▶ [Problem] Which lines hold the word "samples"? Copy each one.

▶ [Dataset rows]
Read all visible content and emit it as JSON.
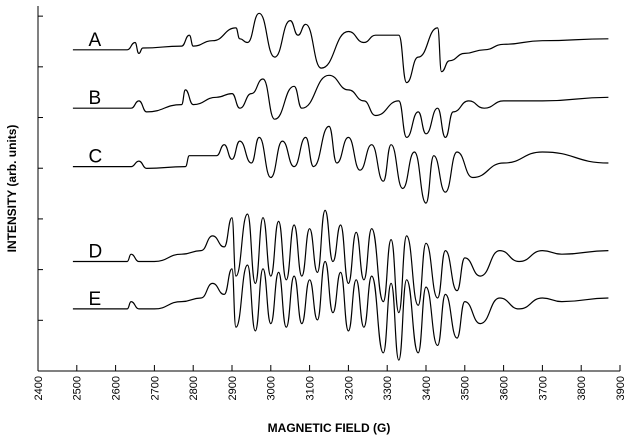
{
  "chart_data": {
    "type": "line",
    "xlabel": "MAGNETIC FIELD (G)",
    "ylabel": "INTENSITY (arb. units)",
    "xlim": [
      2400,
      3900
    ],
    "x_ticks": [
      2400,
      2500,
      2600,
      2700,
      2800,
      2900,
      3000,
      3100,
      3200,
      3300,
      3400,
      3500,
      3600,
      3700,
      3800,
      3900
    ],
    "y_ticks_labeled": false,
    "grid": false,
    "legend": "none",
    "series": [
      {
        "name": "A",
        "baseline": 0.88,
        "x": [
          2490,
          2630,
          2650,
          2660,
          2670,
          2770,
          2790,
          2800,
          2850,
          2910,
          2920,
          2940,
          2970,
          3010,
          3050,
          3070,
          3090,
          3130,
          3200,
          3240,
          3270,
          3330,
          3350,
          3380,
          3430,
          3440,
          3460,
          3500,
          3550,
          3600,
          3700,
          3870
        ],
        "y": [
          0.88,
          0.88,
          0.9,
          0.87,
          0.885,
          0.89,
          0.92,
          0.89,
          0.905,
          0.94,
          0.91,
          0.9,
          0.98,
          0.86,
          0.96,
          0.92,
          0.95,
          0.83,
          0.93,
          0.9,
          0.92,
          0.92,
          0.79,
          0.86,
          0.94,
          0.82,
          0.85,
          0.87,
          0.88,
          0.895,
          0.905,
          0.91
        ]
      },
      {
        "name": "B",
        "baseline": 0.72,
        "x": [
          2490,
          2640,
          2660,
          2680,
          2770,
          2780,
          2800,
          2860,
          2900,
          2920,
          2950,
          2980,
          3010,
          3060,
          3080,
          3150,
          3200,
          3240,
          3270,
          3330,
          3350,
          3380,
          3400,
          3430,
          3450,
          3470,
          3510,
          3550,
          3600,
          3700,
          3870
        ],
        "y": [
          0.72,
          0.72,
          0.74,
          0.71,
          0.73,
          0.77,
          0.73,
          0.75,
          0.76,
          0.72,
          0.76,
          0.8,
          0.69,
          0.78,
          0.72,
          0.81,
          0.77,
          0.74,
          0.7,
          0.74,
          0.64,
          0.71,
          0.65,
          0.72,
          0.64,
          0.71,
          0.74,
          0.72,
          0.74,
          0.74,
          0.75
        ]
      },
      {
        "name": "C",
        "baseline": 0.56,
        "x": [
          2490,
          2640,
          2660,
          2680,
          2780,
          2790,
          2860,
          2880,
          2900,
          2920,
          2950,
          2970,
          3000,
          3030,
          3060,
          3090,
          3110,
          3150,
          3170,
          3200,
          3230,
          3260,
          3290,
          3310,
          3340,
          3370,
          3400,
          3420,
          3450,
          3480,
          3520,
          3600,
          3700,
          3870
        ],
        "y": [
          0.56,
          0.56,
          0.575,
          0.555,
          0.56,
          0.59,
          0.59,
          0.62,
          0.58,
          0.63,
          0.57,
          0.64,
          0.53,
          0.63,
          0.56,
          0.64,
          0.56,
          0.67,
          0.57,
          0.64,
          0.55,
          0.62,
          0.52,
          0.62,
          0.5,
          0.6,
          0.46,
          0.59,
          0.49,
          0.6,
          0.53,
          0.57,
          0.6,
          0.57
        ]
      },
      {
        "name": "D",
        "baseline": 0.3,
        "x": [
          2490,
          2630,
          2640,
          2660,
          2700,
          2770,
          2820,
          2850,
          2880,
          2900,
          2910,
          2940,
          2960,
          2980,
          3000,
          3020,
          3040,
          3060,
          3080,
          3100,
          3120,
          3140,
          3160,
          3180,
          3200,
          3220,
          3240,
          3260,
          3290,
          3310,
          3330,
          3350,
          3380,
          3400,
          3430,
          3450,
          3480,
          3500,
          3540,
          3590,
          3640,
          3700,
          3750,
          3870
        ],
        "y": [
          0.3,
          0.3,
          0.32,
          0.3,
          0.3,
          0.32,
          0.33,
          0.37,
          0.34,
          0.42,
          0.26,
          0.43,
          0.24,
          0.42,
          0.26,
          0.41,
          0.25,
          0.4,
          0.26,
          0.39,
          0.27,
          0.44,
          0.3,
          0.4,
          0.24,
          0.38,
          0.25,
          0.39,
          0.19,
          0.36,
          0.16,
          0.37,
          0.18,
          0.35,
          0.2,
          0.33,
          0.22,
          0.31,
          0.26,
          0.33,
          0.3,
          0.33,
          0.32,
          0.33
        ]
      },
      {
        "name": "E",
        "baseline": 0.17,
        "x": [
          2490,
          2630,
          2640,
          2660,
          2700,
          2770,
          2820,
          2850,
          2880,
          2900,
          2910,
          2940,
          2960,
          2980,
          3000,
          3020,
          3040,
          3060,
          3080,
          3100,
          3120,
          3140,
          3160,
          3180,
          3200,
          3220,
          3240,
          3260,
          3290,
          3310,
          3330,
          3350,
          3380,
          3400,
          3430,
          3450,
          3480,
          3500,
          3540,
          3590,
          3640,
          3700,
          3750,
          3870
        ],
        "y": [
          0.17,
          0.17,
          0.19,
          0.17,
          0.17,
          0.19,
          0.2,
          0.24,
          0.21,
          0.28,
          0.12,
          0.29,
          0.11,
          0.28,
          0.13,
          0.27,
          0.12,
          0.26,
          0.13,
          0.25,
          0.14,
          0.3,
          0.16,
          0.27,
          0.11,
          0.25,
          0.12,
          0.26,
          0.05,
          0.24,
          0.03,
          0.25,
          0.05,
          0.23,
          0.07,
          0.21,
          0.09,
          0.19,
          0.13,
          0.2,
          0.17,
          0.2,
          0.19,
          0.2
        ]
      }
    ]
  }
}
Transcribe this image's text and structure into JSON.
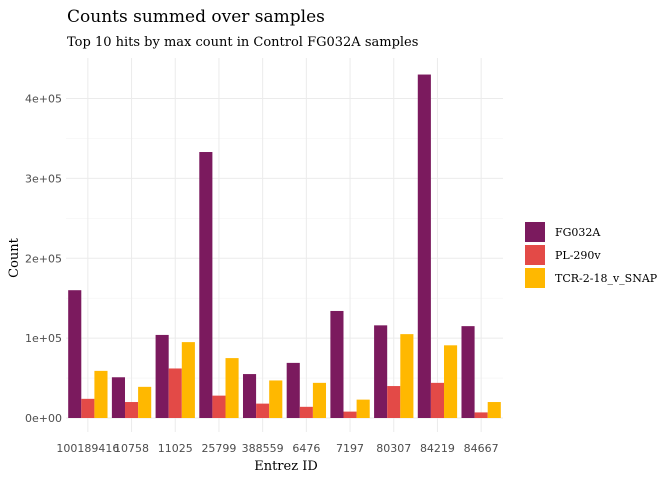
{
  "chart_data": {
    "type": "bar",
    "title": "Counts summed over samples",
    "subtitle": "Top 10 hits by max count in Control FG032A samples",
    "xlabel": "Entrez ID",
    "ylabel": "Count",
    "categories": [
      "100189416",
      "10758",
      "11025",
      "25799",
      "388559",
      "6476",
      "7197",
      "80307",
      "84219",
      "84667"
    ],
    "series": [
      {
        "name": "FG032A",
        "color": "#7b1a5e",
        "values": [
          160000,
          51000,
          104000,
          333000,
          55000,
          69000,
          134000,
          116000,
          430000,
          115000
        ]
      },
      {
        "name": "PL-290v",
        "color": "#e34a47",
        "values": [
          24000,
          20000,
          62000,
          28000,
          18000,
          14000,
          8000,
          40000,
          44000,
          7000
        ]
      },
      {
        "name": "TCR-2-18_v_SNAP",
        "color": "#ffb800",
        "values": [
          59000,
          39000,
          95000,
          75000,
          47000,
          44000,
          23000,
          105000,
          91000,
          20000
        ]
      }
    ],
    "ylim": [
      0,
      450000
    ],
    "yticks": [
      0,
      100000,
      200000,
      300000,
      400000
    ],
    "ytick_labels": [
      "0e+00",
      "1e+05",
      "2e+05",
      "3e+05",
      "4e+05"
    ],
    "grid": true,
    "legend_position": "right"
  }
}
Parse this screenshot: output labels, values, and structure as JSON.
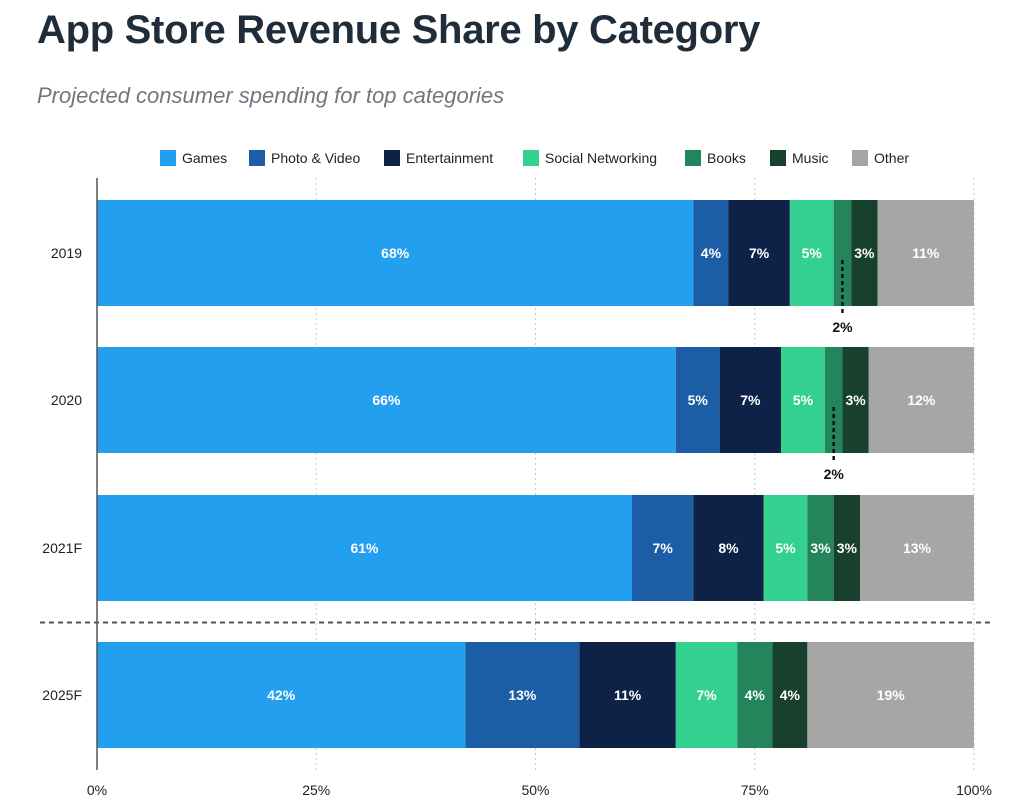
{
  "title": "App Store Revenue Share by Category",
  "subtitle": "Projected consumer spending for top categories",
  "chart_data": {
    "type": "bar",
    "orientation": "horizontal",
    "stacked": true,
    "categories": [
      "2019",
      "2020",
      "2021F",
      "2025F"
    ],
    "series": [
      {
        "name": "Games",
        "color": "#239ff0",
        "values": [
          68,
          66,
          61,
          42
        ]
      },
      {
        "name": "Photo & Video",
        "color": "#1b5ea6",
        "values": [
          4,
          5,
          7,
          13
        ]
      },
      {
        "name": "Entertainment",
        "color": "#0e2248",
        "values": [
          7,
          7,
          8,
          11
        ]
      },
      {
        "name": "Social Networking",
        "color": "#34d08f",
        "values": [
          5,
          5,
          5,
          7
        ]
      },
      {
        "name": "Books",
        "color": "#24855d",
        "values": [
          2,
          2,
          3,
          4
        ]
      },
      {
        "name": "Music",
        "color": "#17412d",
        "values": [
          3,
          3,
          3,
          4
        ]
      },
      {
        "name": "Other",
        "color": "#a6a6a6",
        "values": [
          11,
          12,
          13,
          19
        ]
      }
    ],
    "data_labels": [
      [
        "68%",
        "4%",
        "7%",
        "5%",
        "",
        "3%",
        "11%"
      ],
      [
        "66%",
        "5%",
        "7%",
        "5%",
        "",
        "3%",
        "12%"
      ],
      [
        "61%",
        "7%",
        "8%",
        "5%",
        "3%",
        "3%",
        "13%"
      ],
      [
        "42%",
        "13%",
        "11%",
        "7%",
        "4%",
        "4%",
        "19%"
      ]
    ],
    "callouts": [
      {
        "category": "2019",
        "series": "Books",
        "label": "2%"
      },
      {
        "category": "2020",
        "series": "Books",
        "label": "2%"
      }
    ],
    "x_ticks": [
      "0%",
      "25%",
      "50%",
      "75%",
      "100%"
    ],
    "xlim": [
      0,
      100
    ],
    "grid": true,
    "legend": "top",
    "separator_before": "2025F"
  }
}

▶ [Solution below]
    "title": "Counts summed over samples",
    "subtitle": "Top 10 hits by max count in Control FG032A samples",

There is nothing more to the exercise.